• **EXERCISE DESCRIPTION**
The data must be returned in full and exactly as given.

• **ENTRIES PROVIDED**
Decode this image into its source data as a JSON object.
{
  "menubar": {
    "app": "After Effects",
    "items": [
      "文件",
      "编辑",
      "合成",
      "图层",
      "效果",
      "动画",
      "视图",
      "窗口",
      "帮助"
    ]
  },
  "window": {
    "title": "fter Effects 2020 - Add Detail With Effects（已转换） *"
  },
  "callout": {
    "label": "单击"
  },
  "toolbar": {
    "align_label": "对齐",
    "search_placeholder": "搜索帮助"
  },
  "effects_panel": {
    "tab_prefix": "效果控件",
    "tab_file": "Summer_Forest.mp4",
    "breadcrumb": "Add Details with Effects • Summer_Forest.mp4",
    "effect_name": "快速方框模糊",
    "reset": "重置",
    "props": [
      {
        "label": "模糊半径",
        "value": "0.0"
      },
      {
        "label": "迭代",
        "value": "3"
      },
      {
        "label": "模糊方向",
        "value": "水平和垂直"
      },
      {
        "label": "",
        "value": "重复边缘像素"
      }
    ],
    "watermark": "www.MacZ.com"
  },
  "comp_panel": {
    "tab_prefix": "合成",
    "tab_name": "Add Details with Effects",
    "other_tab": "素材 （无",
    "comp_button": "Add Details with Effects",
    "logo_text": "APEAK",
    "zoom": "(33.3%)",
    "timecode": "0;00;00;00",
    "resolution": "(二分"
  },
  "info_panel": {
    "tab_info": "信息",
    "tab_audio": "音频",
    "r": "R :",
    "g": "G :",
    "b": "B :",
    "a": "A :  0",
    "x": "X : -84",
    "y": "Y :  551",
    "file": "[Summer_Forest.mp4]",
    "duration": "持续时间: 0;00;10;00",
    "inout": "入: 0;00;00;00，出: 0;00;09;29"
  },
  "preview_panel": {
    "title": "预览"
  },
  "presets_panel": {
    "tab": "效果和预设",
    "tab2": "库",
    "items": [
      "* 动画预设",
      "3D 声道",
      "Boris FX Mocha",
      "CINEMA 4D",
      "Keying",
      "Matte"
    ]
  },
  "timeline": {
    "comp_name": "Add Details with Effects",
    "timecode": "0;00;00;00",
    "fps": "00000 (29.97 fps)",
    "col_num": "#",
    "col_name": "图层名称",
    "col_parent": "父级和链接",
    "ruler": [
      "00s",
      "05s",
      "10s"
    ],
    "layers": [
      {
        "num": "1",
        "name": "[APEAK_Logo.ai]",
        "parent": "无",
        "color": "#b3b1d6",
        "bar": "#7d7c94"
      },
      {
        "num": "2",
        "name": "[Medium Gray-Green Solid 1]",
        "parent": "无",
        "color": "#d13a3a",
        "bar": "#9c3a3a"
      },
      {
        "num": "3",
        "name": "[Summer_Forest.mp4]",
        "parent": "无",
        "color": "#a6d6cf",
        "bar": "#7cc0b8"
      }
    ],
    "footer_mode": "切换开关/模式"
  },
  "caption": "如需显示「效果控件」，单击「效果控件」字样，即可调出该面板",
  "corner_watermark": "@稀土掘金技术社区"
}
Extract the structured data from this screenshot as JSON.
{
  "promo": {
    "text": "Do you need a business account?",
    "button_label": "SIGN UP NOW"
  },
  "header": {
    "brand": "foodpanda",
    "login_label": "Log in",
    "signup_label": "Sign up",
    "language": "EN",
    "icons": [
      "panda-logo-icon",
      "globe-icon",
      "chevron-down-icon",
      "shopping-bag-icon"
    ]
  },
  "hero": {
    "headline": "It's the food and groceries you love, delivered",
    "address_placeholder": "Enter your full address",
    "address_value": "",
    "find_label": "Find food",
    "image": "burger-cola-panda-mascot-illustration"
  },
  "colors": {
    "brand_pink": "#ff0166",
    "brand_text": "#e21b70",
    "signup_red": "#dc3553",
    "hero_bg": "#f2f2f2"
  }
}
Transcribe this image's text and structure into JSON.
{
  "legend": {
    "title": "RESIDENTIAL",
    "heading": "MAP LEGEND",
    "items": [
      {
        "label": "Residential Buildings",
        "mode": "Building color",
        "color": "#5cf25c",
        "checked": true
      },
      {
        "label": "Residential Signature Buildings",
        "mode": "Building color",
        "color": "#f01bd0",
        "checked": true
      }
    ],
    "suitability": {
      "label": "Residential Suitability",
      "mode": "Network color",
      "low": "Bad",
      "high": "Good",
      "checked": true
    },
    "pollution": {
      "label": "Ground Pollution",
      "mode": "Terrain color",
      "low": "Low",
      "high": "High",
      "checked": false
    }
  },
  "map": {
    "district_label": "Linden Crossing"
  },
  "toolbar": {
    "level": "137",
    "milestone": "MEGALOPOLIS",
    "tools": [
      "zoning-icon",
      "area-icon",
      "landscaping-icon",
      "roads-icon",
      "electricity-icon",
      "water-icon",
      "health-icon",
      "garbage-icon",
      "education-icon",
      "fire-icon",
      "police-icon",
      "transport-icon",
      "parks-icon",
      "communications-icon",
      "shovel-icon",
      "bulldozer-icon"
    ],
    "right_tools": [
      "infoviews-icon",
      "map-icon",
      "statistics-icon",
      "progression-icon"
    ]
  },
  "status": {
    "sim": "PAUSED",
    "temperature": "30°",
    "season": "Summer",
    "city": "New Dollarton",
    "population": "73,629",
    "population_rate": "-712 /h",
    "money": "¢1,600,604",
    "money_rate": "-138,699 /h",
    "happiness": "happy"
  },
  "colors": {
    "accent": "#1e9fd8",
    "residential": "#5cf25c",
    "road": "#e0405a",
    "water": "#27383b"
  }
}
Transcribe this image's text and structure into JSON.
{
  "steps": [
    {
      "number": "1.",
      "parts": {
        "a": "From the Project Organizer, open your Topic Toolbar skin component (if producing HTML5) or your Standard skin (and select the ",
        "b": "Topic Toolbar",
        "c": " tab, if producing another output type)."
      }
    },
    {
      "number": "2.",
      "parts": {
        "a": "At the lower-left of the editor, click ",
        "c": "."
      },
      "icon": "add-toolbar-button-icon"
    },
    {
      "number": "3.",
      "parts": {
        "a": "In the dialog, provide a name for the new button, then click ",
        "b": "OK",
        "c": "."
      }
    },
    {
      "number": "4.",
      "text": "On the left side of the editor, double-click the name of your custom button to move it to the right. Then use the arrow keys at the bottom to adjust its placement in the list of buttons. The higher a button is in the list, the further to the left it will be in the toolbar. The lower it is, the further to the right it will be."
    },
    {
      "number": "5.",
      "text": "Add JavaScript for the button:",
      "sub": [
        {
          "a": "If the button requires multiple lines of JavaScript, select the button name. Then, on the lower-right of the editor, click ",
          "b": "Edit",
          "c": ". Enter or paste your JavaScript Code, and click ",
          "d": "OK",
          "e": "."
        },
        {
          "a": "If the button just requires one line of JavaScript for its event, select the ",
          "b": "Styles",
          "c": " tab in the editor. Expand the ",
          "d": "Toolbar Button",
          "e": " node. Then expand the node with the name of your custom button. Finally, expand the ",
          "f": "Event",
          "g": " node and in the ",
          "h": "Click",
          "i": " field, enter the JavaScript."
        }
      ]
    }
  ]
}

• **SOLUTION TO THIS EXERCISE**
Decode this image into its source data as a JSON object.
{
  "menubar": {
    "app": "After Effects",
    "items": [
      "文件",
      "编辑",
      "合成",
      "图层",
      "效果",
      "动画",
      "视图",
      "窗口",
      "帮助"
    ]
  },
  "window": {
    "title": "fter Effects 2020 - Add Detail With Effects（已转换） *"
  },
  "callout": {
    "label": "单击"
  },
  "toolbar": {
    "align_label": "对齐",
    "search_placeholder": "搜索帮助"
  },
  "effects_panel": {
    "tab_prefix": "效果控件",
    "tab_file": "Summer_Forest.mp4",
    "breadcrumb": "Add Details with Effects • Summer_Forest.mp4",
    "effect_name": "快速方框模糊",
    "reset": "重置",
    "props": [
      {
        "label": "模糊半径",
        "value": "0.0"
      },
      {
        "label": "迭代",
        "value": "3"
      },
      {
        "label": "模糊方向",
        "value": "水平和垂直"
      },
      {
        "label": "",
        "value": "重复边缘像素"
      }
    ],
    "watermark": "www.MacZ.com"
  },
  "comp_panel": {
    "tab_prefix": "合成",
    "tab_name": "Add Details with Effects",
    "other_tab": "素材 （无",
    "comp_button": "Add Details with Effects",
    "logo_text": "APEAK",
    "zoom": "(33.3%)",
    "timecode": "0;00;00;00",
    "resolution": "(二分"
  },
  "info_panel": {
    "tab_info": "信息",
    "tab_audio": "音频",
    "r": "R :",
    "g": "G :",
    "b": "B :",
    "a": "A :  0",
    "x": "X : -84",
    "y": "Y :  551",
    "file": "[Summer_Forest.mp4]",
    "duration": "持续时间: 0;00;10;00",
    "inout": "入: 0;00;00;00，出: 0;00;09;29"
  },
  "preview_panel": {
    "title": "预览"
  },
  "presets_panel": {
    "tab": "效果和预设",
    "tab2": "库",
    "items": [
      "* 动画预设",
      "3D 声道",
      "Boris FX Mocha",
      "CINEMA 4D",
      "Keying",
      "Matte"
    ]
  },
  "timeline": {
    "comp_name": "Add Details with Effects",
    "timecode": "0;00;00;00",
    "fps": "00000 (29.97 fps)",
    "col_num": "#",
    "col_name": "图层名称",
    "col_parent": "父级和链接",
    "ruler": [
      "00s",
      "05s",
      "10s"
    ],
    "layers": [
      {
        "num": "1",
        "name": "[APEAK_Logo.ai]",
        "parent": "无",
        "color": "#b3b1d6",
        "bar": "#7d7c94"
      },
      {
        "num": "2",
        "name": "[Medium Gray-Green Solid 1]",
        "parent": "无",
        "color": "#d13a3a",
        "bar": "#9c3a3a"
      },
      {
        "num": "3",
        "name": "[Summer_Forest.mp4]",
        "parent": "无",
        "color": "#a6d6cf",
        "bar": "#7cc0b8"
      }
    ],
    "footer_mode": "切换开关/模式"
  },
  "caption": "如需显示「效果控件」，单击「效果控件」字样，即可调出该面板",
  "corner_watermark": "@稀土掘金技术社区"
}
Extract the structured data from this screenshot as JSON.
{
  "promo": {
    "text": "Do you need a business account?",
    "button_label": "SIGN UP NOW"
  },
  "header": {
    "brand": "foodpanda",
    "login_label": "Log in",
    "signup_label": "Sign up",
    "language": "EN",
    "icons": [
      "panda-logo-icon",
      "globe-icon",
      "chevron-down-icon",
      "shopping-bag-icon"
    ]
  },
  "hero": {
    "headline": "It's the food and groceries you love, delivered",
    "address_placeholder": "Enter your full address",
    "address_value": "",
    "find_label": "Find food",
    "image": "burger-cola-panda-mascot-illustration"
  },
  "colors": {
    "brand_pink": "#ff0166",
    "brand_text": "#e21b70",
    "signup_red": "#dc3553",
    "hero_bg": "#f2f2f2"
  }
}
Transcribe this image's text and structure into JSON.
{
  "legend": {
    "title": "RESIDENTIAL",
    "heading": "MAP LEGEND",
    "items": [
      {
        "label": "Residential Buildings",
        "mode": "Building color",
        "color": "#5cf25c",
        "checked": true
      },
      {
        "label": "Residential Signature Buildings",
        "mode": "Building color",
        "color": "#f01bd0",
        "checked": true
      }
    ],
    "suitability": {
      "label": "Residential Suitability",
      "mode": "Network color",
      "low": "Bad",
      "high": "Good",
      "checked": true
    },
    "pollution": {
      "label": "Ground Pollution",
      "mode": "Terrain color",
      "low": "Low",
      "high": "High",
      "checked": false
    }
  },
  "map": {
    "district_label": "Linden Crossing"
  },
  "toolbar": {
    "level": "137",
    "milestone": "MEGALOPOLIS",
    "tools": [
      "zoning-icon",
      "area-icon",
      "landscaping-icon",
      "roads-icon",
      "electricity-icon",
      "water-icon",
      "health-icon",
      "garbage-icon",
      "education-icon",
      "fire-icon",
      "police-icon",
      "transport-icon",
      "parks-icon",
      "communications-icon",
      "shovel-icon",
      "bulldozer-icon"
    ],
    "right_tools": [
      "infoviews-icon",
      "map-icon",
      "statistics-icon",
      "progression-icon"
    ]
  },
  "status": {
    "sim": "PAUSED",
    "temperature": "30°",
    "season": "Summer",
    "city": "New Dollarton",
    "population": "73,629",
    "population_rate": "-712 /h",
    "money": "¢1,600,604",
    "money_rate": "-138,699 /h",
    "happiness": "happy"
  },
  "colors": {
    "accent": "#1e9fd8",
    "residential": "#5cf25c",
    "road": "#e0405a",
    "water": "#27383b"
  }
}
Transcribe this image's text and structure into JSON.
{
  "steps": [
    {
      "number": "1.",
      "parts": {
        "a": "From the Project Organizer, open your Topic Toolbar skin component (if producing HTML5) or your Standard skin (and select the ",
        "b": "Topic Toolbar",
        "c": " tab, if producing another output type)."
      }
    },
    {
      "number": "2.",
      "parts": {
        "a": "At the lower-left of the editor, click ",
        "c": "."
      },
      "icon": "add-toolbar-button-icon"
    },
    {
      "number": "3.",
      "parts": {
        "a": "In the dialog, provide a name for the new button, then click ",
        "b": "OK",
        "c": "."
      }
    },
    {
      "number": "4.",
      "text": "On the left side of the editor, double-click the name of your custom button to move it to the right. Then use the arrow keys at the bottom to adjust its placement in the list of buttons. The higher a button is in the list, the further to the left it will be in the toolbar. The lower it is, the further to the right it will be."
    },
    {
      "number": "5.",
      "text": "Add JavaScript for the button:",
      "sub": [
        {
          "a": "If the button requires multiple lines of JavaScript, select the button name. Then, on the lower-right of the editor, click ",
          "b": "Edit",
          "c": ". Enter or paste your JavaScript Code, and click ",
          "d": "OK",
          "e": "."
        },
        {
          "a": "If the button just requires one line of JavaScript for its event, select the ",
          "b": "Styles",
          "c": " tab in the editor. Expand the ",
          "d": "Toolbar Button",
          "e": " node. Then expand the node with the name of your custom button. Finally, expand the ",
          "f": "Event",
          "g": " node and in the ",
          "h": "Click",
          "i": " field, enter the JavaScript."
        }
      ]
    }
  ]
}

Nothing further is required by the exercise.